[Stored entries]
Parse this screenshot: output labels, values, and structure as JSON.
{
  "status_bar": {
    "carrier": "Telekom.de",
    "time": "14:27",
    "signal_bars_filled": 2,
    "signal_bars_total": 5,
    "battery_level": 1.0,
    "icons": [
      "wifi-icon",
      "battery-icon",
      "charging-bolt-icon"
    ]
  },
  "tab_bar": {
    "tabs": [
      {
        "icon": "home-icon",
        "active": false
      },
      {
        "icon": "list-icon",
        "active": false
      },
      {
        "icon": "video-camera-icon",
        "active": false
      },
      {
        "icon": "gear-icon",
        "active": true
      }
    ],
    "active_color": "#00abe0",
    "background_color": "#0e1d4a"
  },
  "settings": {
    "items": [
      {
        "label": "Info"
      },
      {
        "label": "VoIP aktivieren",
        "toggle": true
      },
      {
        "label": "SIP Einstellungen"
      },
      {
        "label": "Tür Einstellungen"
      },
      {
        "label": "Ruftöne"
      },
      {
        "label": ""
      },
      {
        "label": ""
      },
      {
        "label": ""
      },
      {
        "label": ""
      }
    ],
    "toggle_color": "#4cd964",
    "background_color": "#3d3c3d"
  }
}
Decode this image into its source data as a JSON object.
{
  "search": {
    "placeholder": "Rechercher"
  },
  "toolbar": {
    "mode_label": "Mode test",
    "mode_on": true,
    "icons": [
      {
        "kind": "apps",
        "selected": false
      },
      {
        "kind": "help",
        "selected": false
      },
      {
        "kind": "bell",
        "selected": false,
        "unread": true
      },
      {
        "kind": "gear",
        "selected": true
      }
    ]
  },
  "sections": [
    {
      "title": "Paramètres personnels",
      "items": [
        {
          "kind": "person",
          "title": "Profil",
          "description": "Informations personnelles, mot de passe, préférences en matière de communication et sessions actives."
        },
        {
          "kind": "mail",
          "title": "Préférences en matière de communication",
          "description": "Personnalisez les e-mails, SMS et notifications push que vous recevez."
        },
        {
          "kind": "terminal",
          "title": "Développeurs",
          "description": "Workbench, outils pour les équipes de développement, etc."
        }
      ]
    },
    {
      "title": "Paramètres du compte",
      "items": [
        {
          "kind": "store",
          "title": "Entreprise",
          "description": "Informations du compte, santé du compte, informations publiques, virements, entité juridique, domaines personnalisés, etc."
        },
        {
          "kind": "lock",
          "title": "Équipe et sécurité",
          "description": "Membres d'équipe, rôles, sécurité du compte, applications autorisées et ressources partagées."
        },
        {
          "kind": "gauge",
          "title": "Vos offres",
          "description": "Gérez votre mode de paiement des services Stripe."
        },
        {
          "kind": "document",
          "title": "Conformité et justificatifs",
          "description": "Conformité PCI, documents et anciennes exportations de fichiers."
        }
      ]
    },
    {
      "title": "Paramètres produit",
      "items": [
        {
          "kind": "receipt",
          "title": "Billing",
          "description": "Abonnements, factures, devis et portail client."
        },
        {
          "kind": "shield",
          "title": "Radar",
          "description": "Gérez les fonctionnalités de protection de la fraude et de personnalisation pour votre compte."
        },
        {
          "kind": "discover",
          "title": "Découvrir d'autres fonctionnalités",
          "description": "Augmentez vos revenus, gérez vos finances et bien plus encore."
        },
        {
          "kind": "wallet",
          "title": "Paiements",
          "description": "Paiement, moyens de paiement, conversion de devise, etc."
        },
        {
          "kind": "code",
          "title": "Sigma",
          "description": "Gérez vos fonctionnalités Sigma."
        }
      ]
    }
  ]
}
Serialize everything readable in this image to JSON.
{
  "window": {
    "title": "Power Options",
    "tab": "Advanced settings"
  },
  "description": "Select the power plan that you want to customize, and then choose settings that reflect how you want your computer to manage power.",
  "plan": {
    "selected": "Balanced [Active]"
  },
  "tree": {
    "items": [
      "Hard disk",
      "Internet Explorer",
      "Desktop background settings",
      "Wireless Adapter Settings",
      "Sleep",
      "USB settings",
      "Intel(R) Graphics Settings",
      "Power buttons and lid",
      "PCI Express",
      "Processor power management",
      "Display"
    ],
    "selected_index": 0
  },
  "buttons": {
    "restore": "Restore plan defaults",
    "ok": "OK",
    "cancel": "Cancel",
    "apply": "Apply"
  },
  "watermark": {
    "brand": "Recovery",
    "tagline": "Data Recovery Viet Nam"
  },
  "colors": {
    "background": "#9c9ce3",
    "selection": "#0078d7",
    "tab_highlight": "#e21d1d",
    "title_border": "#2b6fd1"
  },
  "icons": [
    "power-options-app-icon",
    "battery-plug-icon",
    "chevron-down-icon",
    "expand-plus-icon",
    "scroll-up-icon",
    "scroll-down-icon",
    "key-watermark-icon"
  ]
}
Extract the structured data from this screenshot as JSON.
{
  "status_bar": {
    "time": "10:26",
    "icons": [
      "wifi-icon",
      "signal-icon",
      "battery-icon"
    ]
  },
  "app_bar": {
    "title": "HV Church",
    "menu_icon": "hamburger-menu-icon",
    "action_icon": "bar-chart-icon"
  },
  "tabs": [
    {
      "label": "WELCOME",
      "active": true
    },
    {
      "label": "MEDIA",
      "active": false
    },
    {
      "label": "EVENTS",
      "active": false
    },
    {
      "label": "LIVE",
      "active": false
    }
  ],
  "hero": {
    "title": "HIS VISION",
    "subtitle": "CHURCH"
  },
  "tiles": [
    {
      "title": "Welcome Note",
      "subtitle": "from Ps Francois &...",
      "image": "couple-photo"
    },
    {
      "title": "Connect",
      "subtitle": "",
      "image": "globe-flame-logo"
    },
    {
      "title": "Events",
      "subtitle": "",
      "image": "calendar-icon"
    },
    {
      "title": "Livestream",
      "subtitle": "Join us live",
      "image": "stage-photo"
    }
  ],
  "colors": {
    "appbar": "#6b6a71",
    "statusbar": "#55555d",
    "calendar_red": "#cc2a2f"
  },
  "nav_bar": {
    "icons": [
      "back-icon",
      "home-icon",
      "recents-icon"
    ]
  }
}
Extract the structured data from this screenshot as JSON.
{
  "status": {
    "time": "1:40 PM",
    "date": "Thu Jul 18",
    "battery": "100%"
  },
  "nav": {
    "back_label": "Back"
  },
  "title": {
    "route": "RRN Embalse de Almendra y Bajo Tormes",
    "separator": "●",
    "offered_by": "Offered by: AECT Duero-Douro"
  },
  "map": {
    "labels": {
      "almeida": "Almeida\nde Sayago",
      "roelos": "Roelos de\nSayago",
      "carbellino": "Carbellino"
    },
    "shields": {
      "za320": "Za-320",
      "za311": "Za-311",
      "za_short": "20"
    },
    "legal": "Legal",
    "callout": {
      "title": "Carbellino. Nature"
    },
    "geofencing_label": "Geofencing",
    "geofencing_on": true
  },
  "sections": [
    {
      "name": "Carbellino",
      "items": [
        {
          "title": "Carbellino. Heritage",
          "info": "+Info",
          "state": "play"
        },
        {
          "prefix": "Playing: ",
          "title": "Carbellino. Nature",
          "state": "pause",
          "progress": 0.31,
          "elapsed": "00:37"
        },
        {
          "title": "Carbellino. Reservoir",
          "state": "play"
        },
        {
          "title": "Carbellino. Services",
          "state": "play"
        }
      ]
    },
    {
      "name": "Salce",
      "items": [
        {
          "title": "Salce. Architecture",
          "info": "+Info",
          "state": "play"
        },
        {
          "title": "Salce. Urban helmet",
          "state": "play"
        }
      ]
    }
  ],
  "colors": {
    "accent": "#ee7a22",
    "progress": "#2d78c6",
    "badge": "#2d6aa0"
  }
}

(OBJECTIVE)
Retype all of the entries precisely as they are.

(WRITTEN ANSWER)
Parse this screenshot: output labels, values, and structure as JSON.
{
  "status_bar": {
    "carrier": "Telekom.de",
    "time": "14:27",
    "signal_bars_filled": 2,
    "signal_bars_total": 5,
    "battery_level": 1.0,
    "icons": [
      "wifi-icon",
      "battery-icon",
      "charging-bolt-icon"
    ]
  },
  "tab_bar": {
    "tabs": [
      {
        "icon": "home-icon",
        "active": false
      },
      {
        "icon": "list-icon",
        "active": false
      },
      {
        "icon": "video-camera-icon",
        "active": false
      },
      {
        "icon": "gear-icon",
        "active": true
      }
    ],
    "active_color": "#00abe0",
    "background_color": "#0e1d4a"
  },
  "settings": {
    "items": [
      {
        "label": "Info"
      },
      {
        "label": "VoIP aktivieren",
        "toggle": true
      },
      {
        "label": "SIP Einstellungen"
      },
      {
        "label": "Tür Einstellungen"
      },
      {
        "label": "Ruftöne"
      },
      {
        "label": ""
      },
      {
        "label": ""
      },
      {
        "label": ""
      },
      {
        "label": ""
      }
    ],
    "toggle_color": "#4cd964",
    "background_color": "#3d3c3d"
  }
}
Decode this image into its source data as a JSON object.
{
  "search": {
    "placeholder": "Rechercher"
  },
  "toolbar": {
    "mode_label": "Mode test",
    "mode_on": true,
    "icons": [
      {
        "kind": "apps",
        "selected": false
      },
      {
        "kind": "help",
        "selected": false
      },
      {
        "kind": "bell",
        "selected": false,
        "unread": true
      },
      {
        "kind": "gear",
        "selected": true
      }
    ]
  },
  "sections": [
    {
      "title": "Paramètres personnels",
      "items": [
        {
          "kind": "person",
          "title": "Profil",
          "description": "Informations personnelles, mot de passe, préférences en matière de communication et sessions actives."
        },
        {
          "kind": "mail",
          "title": "Préférences en matière de communication",
          "description": "Personnalisez les e-mails, SMS et notifications push que vous recevez."
        },
        {
          "kind": "terminal",
          "title": "Développeurs",
          "description": "Workbench, outils pour les équipes de développement, etc."
        }
      ]
    },
    {
      "title": "Paramètres du compte",
      "items": [
        {
          "kind": "store",
          "title": "Entreprise",
          "description": "Informations du compte, santé du compte, informations publiques, virements, entité juridique, domaines personnalisés, etc."
        },
        {
          "kind": "lock",
          "title": "Équipe et sécurité",
          "description": "Membres d'équipe, rôles, sécurité du compte, applications autorisées et ressources partagées."
        },
        {
          "kind": "gauge",
          "title": "Vos offres",
          "description": "Gérez votre mode de paiement des services Stripe."
        },
        {
          "kind": "document",
          "title": "Conformité et justificatifs",
          "description": "Conformité PCI, documents et anciennes exportations de fichiers."
        }
      ]
    },
    {
      "title": "Paramètres produit",
      "items": [
        {
          "kind": "receipt",
          "title": "Billing",
          "description": "Abonnements, factures, devis et portail client."
        },
        {
          "kind": "shield",
          "title": "Radar",
          "description": "Gérez les fonctionnalités de protection de la fraude et de personnalisation pour votre compte."
        },
        {
          "kind": "discover",
          "title": "Découvrir d'autres fonctionnalités",
          "description": "Augmentez vos revenus, gérez vos finances et bien plus encore."
        },
        {
          "kind": "wallet",
          "title": "Paiements",
          "description": "Paiement, moyens de paiement, conversion de devise, etc."
        },
        {
          "kind": "code",
          "title": "Sigma",
          "description": "Gérez vos fonctionnalités Sigma."
        }
      ]
    }
  ]
}
Serialize everything readable in this image to JSON.
{
  "window": {
    "title": "Power Options",
    "tab": "Advanced settings"
  },
  "description": "Select the power plan that you want to customize, and then choose settings that reflect how you want your computer to manage power.",
  "plan": {
    "selected": "Balanced [Active]"
  },
  "tree": {
    "items": [
      "Hard disk",
      "Internet Explorer",
      "Desktop background settings",
      "Wireless Adapter Settings",
      "Sleep",
      "USB settings",
      "Intel(R) Graphics Settings",
      "Power buttons and lid",
      "PCI Express",
      "Processor power management",
      "Display"
    ],
    "selected_index": 0
  },
  "buttons": {
    "restore": "Restore plan defaults",
    "ok": "OK",
    "cancel": "Cancel",
    "apply": "Apply"
  },
  "watermark": {
    "brand": "Recovery",
    "tagline": "Data Recovery Viet Nam"
  },
  "colors": {
    "background": "#9c9ce3",
    "selection": "#0078d7",
    "tab_highlight": "#e21d1d",
    "title_border": "#2b6fd1"
  },
  "icons": [
    "power-options-app-icon",
    "battery-plug-icon",
    "chevron-down-icon",
    "expand-plus-icon",
    "scroll-up-icon",
    "scroll-down-icon",
    "key-watermark-icon"
  ]
}
Extract the structured data from this screenshot as JSON.
{
  "status_bar": {
    "time": "10:26",
    "icons": [
      "wifi-icon",
      "signal-icon",
      "battery-icon"
    ]
  },
  "app_bar": {
    "title": "HV Church",
    "menu_icon": "hamburger-menu-icon",
    "action_icon": "bar-chart-icon"
  },
  "tabs": [
    {
      "label": "WELCOME",
      "active": true
    },
    {
      "label": "MEDIA",
      "active": false
    },
    {
      "label": "EVENTS",
      "active": false
    },
    {
      "label": "LIVE",
      "active": false
    }
  ],
  "hero": {
    "title": "HIS VISION",
    "subtitle": "CHURCH"
  },
  "tiles": [
    {
      "title": "Welcome Note",
      "subtitle": "from Ps Francois &...",
      "image": "couple-photo"
    },
    {
      "title": "Connect",
      "subtitle": "",
      "image": "globe-flame-logo"
    },
    {
      "title": "Events",
      "subtitle": "",
      "image": "calendar-icon"
    },
    {
      "title": "Livestream",
      "subtitle": "Join us live",
      "image": "stage-photo"
    }
  ],
  "colors": {
    "appbar": "#6b6a71",
    "statusbar": "#55555d",
    "calendar_red": "#cc2a2f"
  },
  "nav_bar": {
    "icons": [
      "back-icon",
      "home-icon",
      "recents-icon"
    ]
  }
}
Extract the structured data from this screenshot as JSON.
{
  "status": {
    "time": "1:40 PM",
    "date": "Thu Jul 18",
    "battery": "100%"
  },
  "nav": {
    "back_label": "Back"
  },
  "title": {
    "route": "RRN Embalse de Almendra y Bajo Tormes",
    "separator": "●",
    "offered_by": "Offered by: AECT Duero-Douro"
  },
  "map": {
    "labels": {
      "almeida": "Almeida\nde Sayago",
      "roelos": "Roelos de\nSayago",
      "carbellino": "Carbellino"
    },
    "shields": {
      "za320": "Za-320",
      "za311": "Za-311",
      "za_short": "20"
    },
    "legal": "Legal",
    "callout": {
      "title": "Carbellino. Nature"
    },
    "geofencing_label": "Geofencing",
    "geofencing_on": true
  },
  "sections": [
    {
      "name": "Carbellino",
      "items": [
        {
          "title": "Carbellino. Heritage",
          "info": "+Info",
          "state": "play"
        },
        {
          "prefix": "Playing: ",
          "title": "Carbellino. Nature",
          "state": "pause",
          "progress": 0.31,
          "elapsed": "00:37"
        },
        {
          "title": "Carbellino. Reservoir",
          "state": "play"
        },
        {
          "title": "Carbellino. Services",
          "state": "play"
        }
      ]
    },
    {
      "name": "Salce",
      "items": [
        {
          "title": "Salce. Architecture",
          "info": "+Info",
          "state": "play"
        },
        {
          "title": "Salce. Urban helmet",
          "state": "play"
        }
      ]
    }
  ],
  "colors": {
    "accent": "#ee7a22",
    "progress": "#2d78c6",
    "badge": "#2d6aa0"
  }
}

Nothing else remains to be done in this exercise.